(WHAT TO PRODUCE) Skip the pictures and repeat each line of the data exactly.

(MATERIAL FOR THIS EXERCISE)
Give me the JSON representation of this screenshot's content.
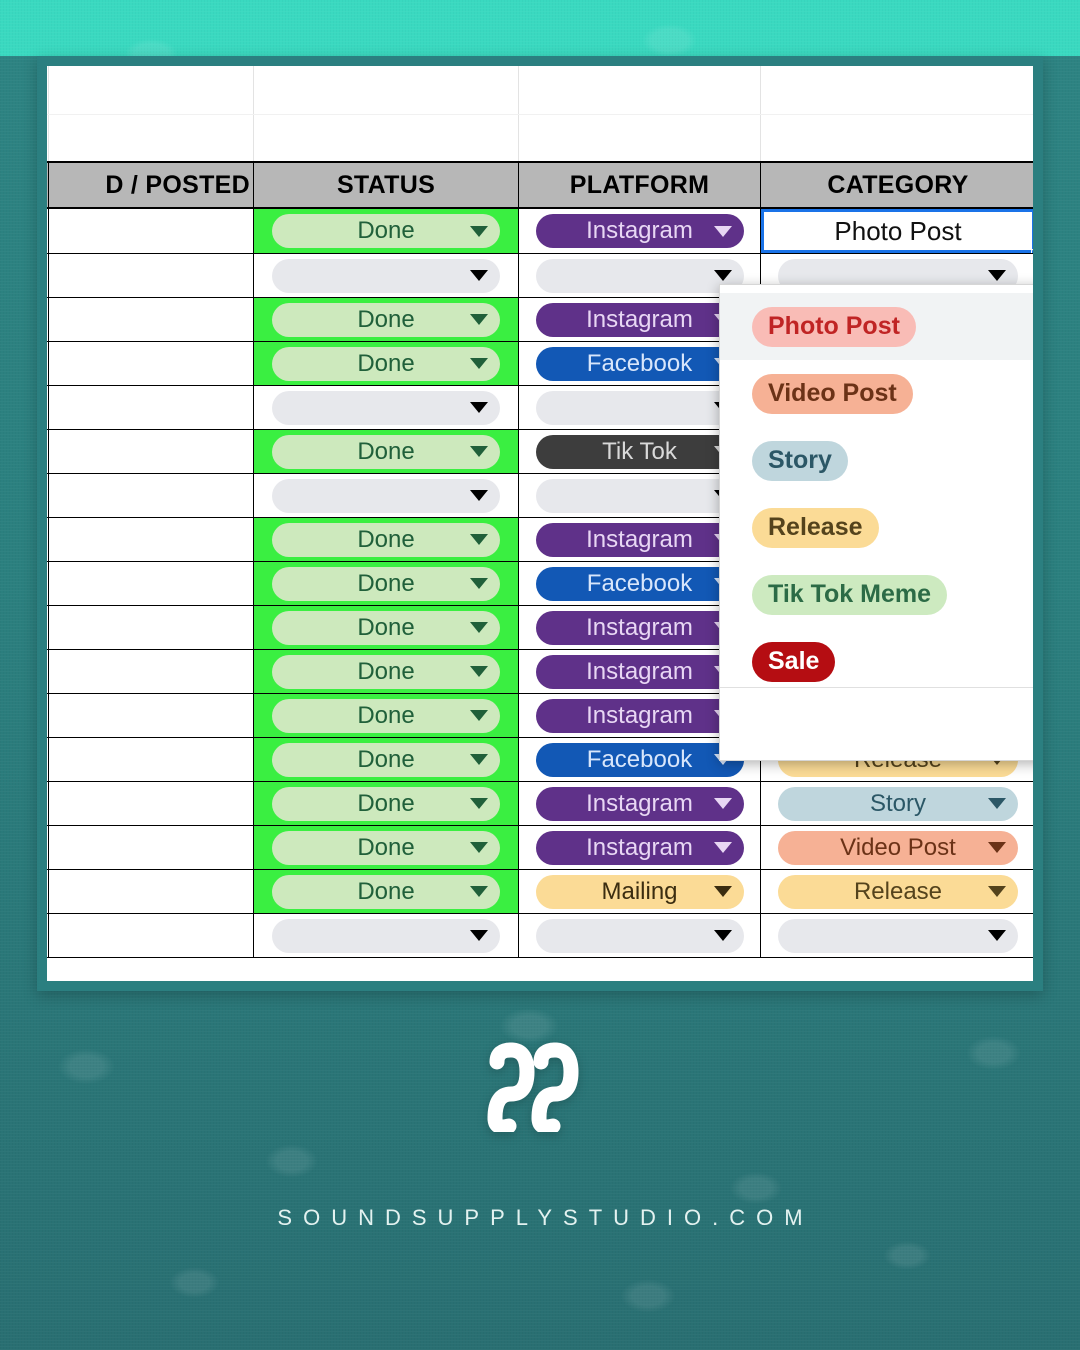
{
  "brand": {
    "logo_icon": "double-s-wave-logo",
    "site_url": "SOUNDSUPPLYSTUDIO.COM",
    "accent_turquoise": "#3ad9c0",
    "accent_teal": "#2b7f80"
  },
  "spreadsheet": {
    "headers": {
      "checkbox": "",
      "posted": "D / POSTED",
      "status": "STATUS",
      "platform": "PLATFORM",
      "category": "CATEGORY",
      "extra": ""
    },
    "rows": [
      {
        "check": "✔",
        "status": "Done",
        "platform": "Instagram",
        "category": "Photo Post",
        "selected": true
      },
      {
        "check": "☐",
        "status": "",
        "platform": "",
        "category": ""
      },
      {
        "check": "✔",
        "status": "Done",
        "platform": "Instagram",
        "category": ""
      },
      {
        "check": "✔",
        "status": "Done",
        "platform": "Facebook",
        "category": ""
      },
      {
        "check": "☐",
        "status": "",
        "platform": "",
        "category": ""
      },
      {
        "check": "✔",
        "status": "Done",
        "platform": "Tik Tok",
        "category": ""
      },
      {
        "check": "☐",
        "status": "",
        "platform": "",
        "category": ""
      },
      {
        "check": "✔",
        "status": "Done",
        "platform": "Instagram",
        "category": ""
      },
      {
        "check": "✔",
        "status": "Done",
        "platform": "Facebook",
        "category": ""
      },
      {
        "check": "✔",
        "status": "Done",
        "platform": "Instagram",
        "category": ""
      },
      {
        "check": "✔",
        "status": "Done",
        "platform": "Instagram",
        "category": ""
      },
      {
        "check": "✔",
        "status": "Done",
        "platform": "Instagram",
        "category": ""
      },
      {
        "check": "✔",
        "status": "Done",
        "platform": "Facebook",
        "category": "Release"
      },
      {
        "check": "✔",
        "status": "Done",
        "platform": "Instagram",
        "category": "Story"
      },
      {
        "check": "✔",
        "status": "Done",
        "platform": "Instagram",
        "category": "Video Post"
      },
      {
        "check": "✔",
        "status": "Done",
        "platform": "Mailing",
        "category": "Release"
      },
      {
        "check": "☐",
        "status": "",
        "platform": "",
        "category": ""
      }
    ]
  },
  "category_dropdown": {
    "selected_value": "Photo Post",
    "options": [
      {
        "label": "Photo Post",
        "color_class": "photopost",
        "highlighted": true
      },
      {
        "label": "Video Post",
        "color_class": "videopost",
        "highlighted": false
      },
      {
        "label": "Story",
        "color_class": "story",
        "highlighted": false
      },
      {
        "label": "Release",
        "color_class": "release",
        "highlighted": false
      },
      {
        "label": "Tik Tok Meme",
        "color_class": "tiktokmeme",
        "highlighted": false
      },
      {
        "label": "Sale",
        "color_class": "salechip",
        "highlighted": false
      }
    ]
  }
}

(CORRECT RESPONSE)
Give me the JSON representation of this screenshot's content.
{
  "brand": {
    "logo_icon": "double-s-wave-logo",
    "site_url": "SOUNDSUPPLYSTUDIO.COM",
    "accent_turquoise": "#3ad9c0",
    "accent_teal": "#2b7f80"
  },
  "spreadsheet": {
    "headers": {
      "checkbox": "",
      "posted": "D / POSTED",
      "status": "STATUS",
      "platform": "PLATFORM",
      "category": "CATEGORY",
      "extra": ""
    },
    "rows": [
      {
        "check": "✔",
        "status": "Done",
        "platform": "Instagram",
        "category": "Photo Post",
        "selected": true
      },
      {
        "check": "☐",
        "status": "",
        "platform": "",
        "category": ""
      },
      {
        "check": "✔",
        "status": "Done",
        "platform": "Instagram",
        "category": ""
      },
      {
        "check": "✔",
        "status": "Done",
        "platform": "Facebook",
        "category": ""
      },
      {
        "check": "☐",
        "status": "",
        "platform": "",
        "category": ""
      },
      {
        "check": "✔",
        "status": "Done",
        "platform": "Tik Tok",
        "category": ""
      },
      {
        "check": "☐",
        "status": "",
        "platform": "",
        "category": ""
      },
      {
        "check": "✔",
        "status": "Done",
        "platform": "Instagram",
        "category": ""
      },
      {
        "check": "✔",
        "status": "Done",
        "platform": "Facebook",
        "category": ""
      },
      {
        "check": "✔",
        "status": "Done",
        "platform": "Instagram",
        "category": ""
      },
      {
        "check": "✔",
        "status": "Done",
        "platform": "Instagram",
        "category": ""
      },
      {
        "check": "✔",
        "status": "Done",
        "platform": "Instagram",
        "category": ""
      },
      {
        "check": "✔",
        "status": "Done",
        "platform": "Facebook",
        "category": "Release"
      },
      {
        "check": "✔",
        "status": "Done",
        "platform": "Instagram",
        "category": "Story"
      },
      {
        "check": "✔",
        "status": "Done",
        "platform": "Instagram",
        "category": "Video Post"
      },
      {
        "check": "✔",
        "status": "Done",
        "platform": "Mailing",
        "category": "Release"
      },
      {
        "check": "☐",
        "status": "",
        "platform": "",
        "category": ""
      }
    ]
  },
  "category_dropdown": {
    "selected_value": "Photo Post",
    "options": [
      {
        "label": "Photo Post",
        "color_class": "photopost",
        "highlighted": true
      },
      {
        "label": "Video Post",
        "color_class": "videopost",
        "highlighted": false
      },
      {
        "label": "Story",
        "color_class": "story",
        "highlighted": false
      },
      {
        "label": "Release",
        "color_class": "release",
        "highlighted": false
      },
      {
        "label": "Tik Tok Meme",
        "color_class": "tiktokmeme",
        "highlighted": false
      },
      {
        "label": "Sale",
        "color_class": "salechip",
        "highlighted": false
      }
    ]
  }
}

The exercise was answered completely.